**DATA EXCERPTS**
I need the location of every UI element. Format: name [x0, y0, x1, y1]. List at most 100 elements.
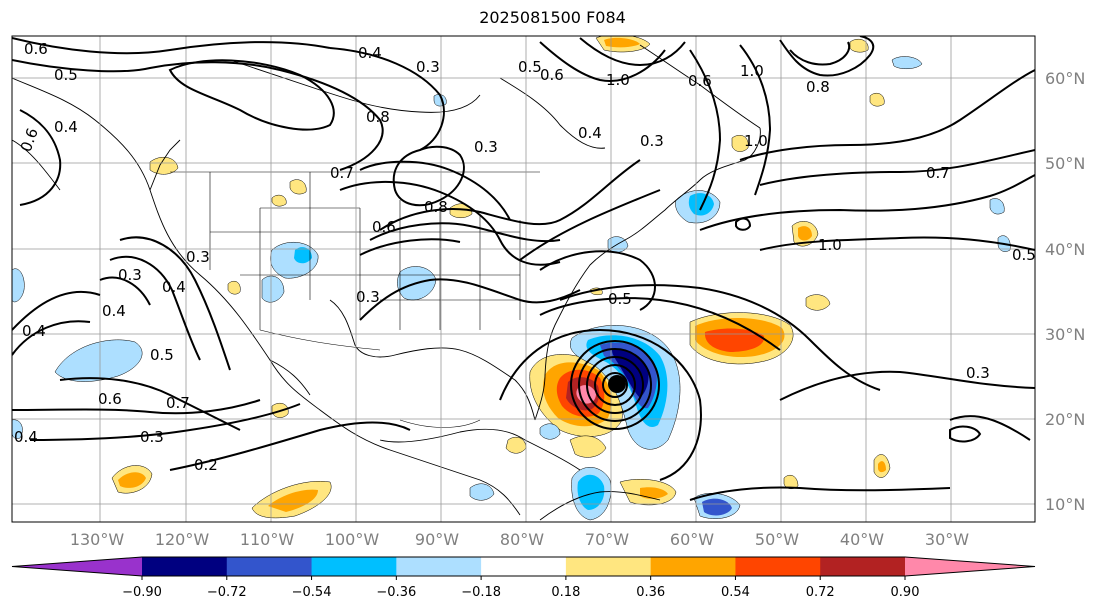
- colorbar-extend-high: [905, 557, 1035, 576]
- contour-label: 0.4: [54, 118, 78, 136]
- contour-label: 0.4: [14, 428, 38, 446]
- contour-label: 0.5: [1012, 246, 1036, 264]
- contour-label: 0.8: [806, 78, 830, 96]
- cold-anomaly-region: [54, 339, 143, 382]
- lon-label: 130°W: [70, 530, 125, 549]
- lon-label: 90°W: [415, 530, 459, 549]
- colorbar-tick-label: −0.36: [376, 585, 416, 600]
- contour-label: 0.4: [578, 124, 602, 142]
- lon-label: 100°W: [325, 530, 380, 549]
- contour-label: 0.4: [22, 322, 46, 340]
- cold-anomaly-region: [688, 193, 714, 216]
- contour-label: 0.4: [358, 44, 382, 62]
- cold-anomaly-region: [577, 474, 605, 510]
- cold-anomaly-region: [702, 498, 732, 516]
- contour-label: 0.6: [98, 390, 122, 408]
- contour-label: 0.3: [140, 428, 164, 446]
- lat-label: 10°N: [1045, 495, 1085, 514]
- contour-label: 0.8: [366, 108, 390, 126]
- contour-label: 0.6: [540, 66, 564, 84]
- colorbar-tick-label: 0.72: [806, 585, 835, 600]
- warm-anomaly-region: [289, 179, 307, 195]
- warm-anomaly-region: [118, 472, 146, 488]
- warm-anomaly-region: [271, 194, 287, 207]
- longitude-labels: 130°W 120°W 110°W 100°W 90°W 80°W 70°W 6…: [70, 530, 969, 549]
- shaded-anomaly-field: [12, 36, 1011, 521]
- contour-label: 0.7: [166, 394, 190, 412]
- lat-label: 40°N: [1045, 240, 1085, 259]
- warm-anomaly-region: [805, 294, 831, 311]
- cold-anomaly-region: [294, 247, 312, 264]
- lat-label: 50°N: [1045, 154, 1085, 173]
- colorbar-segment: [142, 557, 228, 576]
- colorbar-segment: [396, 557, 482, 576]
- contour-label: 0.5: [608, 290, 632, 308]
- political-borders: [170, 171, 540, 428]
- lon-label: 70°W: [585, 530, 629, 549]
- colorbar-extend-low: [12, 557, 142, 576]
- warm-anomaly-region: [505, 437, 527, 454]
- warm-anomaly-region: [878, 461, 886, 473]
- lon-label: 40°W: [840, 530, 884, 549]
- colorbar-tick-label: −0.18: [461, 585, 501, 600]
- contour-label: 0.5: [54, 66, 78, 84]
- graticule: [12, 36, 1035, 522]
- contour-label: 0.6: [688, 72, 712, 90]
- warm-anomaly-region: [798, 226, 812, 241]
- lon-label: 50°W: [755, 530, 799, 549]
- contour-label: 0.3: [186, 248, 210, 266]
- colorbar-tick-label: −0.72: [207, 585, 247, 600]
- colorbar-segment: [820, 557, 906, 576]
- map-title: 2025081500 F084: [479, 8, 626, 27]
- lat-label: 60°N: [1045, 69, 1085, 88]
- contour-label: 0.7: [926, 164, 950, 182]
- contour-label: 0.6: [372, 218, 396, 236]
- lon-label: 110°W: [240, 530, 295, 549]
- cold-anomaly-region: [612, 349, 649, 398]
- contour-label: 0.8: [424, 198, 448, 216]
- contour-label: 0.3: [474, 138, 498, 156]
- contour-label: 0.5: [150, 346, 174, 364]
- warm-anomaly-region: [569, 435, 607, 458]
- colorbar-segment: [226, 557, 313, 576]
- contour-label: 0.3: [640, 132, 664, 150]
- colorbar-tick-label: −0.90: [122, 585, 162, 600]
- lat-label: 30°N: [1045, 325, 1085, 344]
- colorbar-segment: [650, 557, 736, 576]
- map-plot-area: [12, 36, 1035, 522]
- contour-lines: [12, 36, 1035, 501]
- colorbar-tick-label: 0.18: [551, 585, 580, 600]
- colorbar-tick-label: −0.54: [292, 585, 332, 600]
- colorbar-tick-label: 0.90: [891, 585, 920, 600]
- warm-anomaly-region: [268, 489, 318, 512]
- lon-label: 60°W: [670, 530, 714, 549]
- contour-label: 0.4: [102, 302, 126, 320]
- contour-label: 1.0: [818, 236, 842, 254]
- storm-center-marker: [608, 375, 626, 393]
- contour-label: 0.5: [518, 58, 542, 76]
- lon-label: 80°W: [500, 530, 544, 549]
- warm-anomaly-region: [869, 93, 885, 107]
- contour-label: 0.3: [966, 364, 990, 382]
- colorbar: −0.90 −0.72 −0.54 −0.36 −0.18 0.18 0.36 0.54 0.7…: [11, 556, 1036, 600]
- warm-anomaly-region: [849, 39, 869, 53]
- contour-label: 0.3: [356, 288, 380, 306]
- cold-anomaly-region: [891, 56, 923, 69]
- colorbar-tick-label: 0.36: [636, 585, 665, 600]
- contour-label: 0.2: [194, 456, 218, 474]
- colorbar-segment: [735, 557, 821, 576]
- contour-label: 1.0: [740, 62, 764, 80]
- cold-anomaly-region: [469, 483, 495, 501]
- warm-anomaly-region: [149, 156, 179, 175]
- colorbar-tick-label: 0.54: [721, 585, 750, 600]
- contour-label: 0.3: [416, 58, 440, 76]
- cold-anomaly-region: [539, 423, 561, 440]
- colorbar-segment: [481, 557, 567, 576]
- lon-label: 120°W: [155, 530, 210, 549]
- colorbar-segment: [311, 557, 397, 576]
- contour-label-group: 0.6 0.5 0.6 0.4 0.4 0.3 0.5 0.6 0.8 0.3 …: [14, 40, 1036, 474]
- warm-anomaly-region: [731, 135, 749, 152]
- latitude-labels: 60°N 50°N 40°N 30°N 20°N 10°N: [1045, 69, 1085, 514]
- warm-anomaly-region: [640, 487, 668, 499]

**TO BE DONE**
Please express the items from the line with "- colorbar-extend-high: [905, 557, 1035, 576]" up to and including the line with "- colorbar-tick-label: −0.18: [461, 585, 501, 600]" as a numbered list, leaving out blank lines.

**ANSWER TO THE EXERCISE**
1. - colorbar-extend-high: [905, 557, 1035, 576]
2. - contour-label: 0.4: [54, 118, 78, 136]
3. - contour-label: 0.4: [14, 428, 38, 446]
4. - contour-label: 0.5: [1012, 246, 1036, 264]
5. - contour-label: 0.8: [806, 78, 830, 96]
6. - cold-anomaly-region: [54, 339, 143, 382]
7. - lon-label: 130°W: [70, 530, 125, 549]
8. - lon-label: 90°W: [415, 530, 459, 549]
9. - colorbar-tick-label: −0.36: [376, 585, 416, 600]
10. - contour-label: 0.4: [578, 124, 602, 142]
11. - lon-label: 100°W: [325, 530, 380, 549]
12. - contour-label: 0.4: [22, 322, 46, 340]
13. - cold-anomaly-region: [688, 193, 714, 216]
14. - contour-label: 0.4: [358, 44, 382, 62]
15. - cold-anomaly-region: [577, 474, 605, 510]
16. - cold-anomaly-region: [702, 498, 732, 516]
17. - contour-label: 0.6: [98, 390, 122, 408]
18. - contour-label: 0.3: [140, 428, 164, 446]
19. - lat-label: 10°N: [1045, 495, 1085, 514]
20. - contour-label: 0.8: [366, 108, 390, 126]
21. - contour-label: 0.6: [540, 66, 564, 84]
22. - colorbar-tick-label: 0.72: [806, 585, 835, 600]
23. - warm-anomaly-region: [289, 179, 307, 195]
24. - warm-anomaly-region: [118, 472, 146, 488]
25. - warm-anomaly-region: [271, 194, 287, 207]
26. - longitude-labels: 130°W 120°W 110°W 100°W 90°W 80°W 70°W 6…: [70, 530, 969, 549]
27. - shaded-anomaly-field: [12, 36, 1011, 521]
28. - contour-label: 0.7: [166, 394, 190, 412]
29. - lat-label: 40°N: [1045, 240, 1085, 259]
30. - warm-anomaly-region: [805, 294, 831, 311]
31. - cold-anomaly-region: [294, 247, 312, 264]
32. - lat-label: 50°N: [1045, 154, 1085, 173]
33. - colorbar-segment: [142, 557, 228, 576]
34. - colorbar-segment: [396, 557, 482, 576]
35. - contour-label: 0.5: [608, 290, 632, 308]
36. - political-borders: [170, 171, 540, 428]
37. - lon-label: 70°W: [585, 530, 629, 549]
38. - colorbar-extend-low: [12, 557, 142, 576]
39. - warm-anomaly-region: [505, 437, 527, 454]
40. - warm-anomaly-region: [878, 461, 886, 473]
41. - lon-label: 40°W: [840, 530, 884, 549]
42. - colorbar-tick-label: −0.18: [461, 585, 501, 600]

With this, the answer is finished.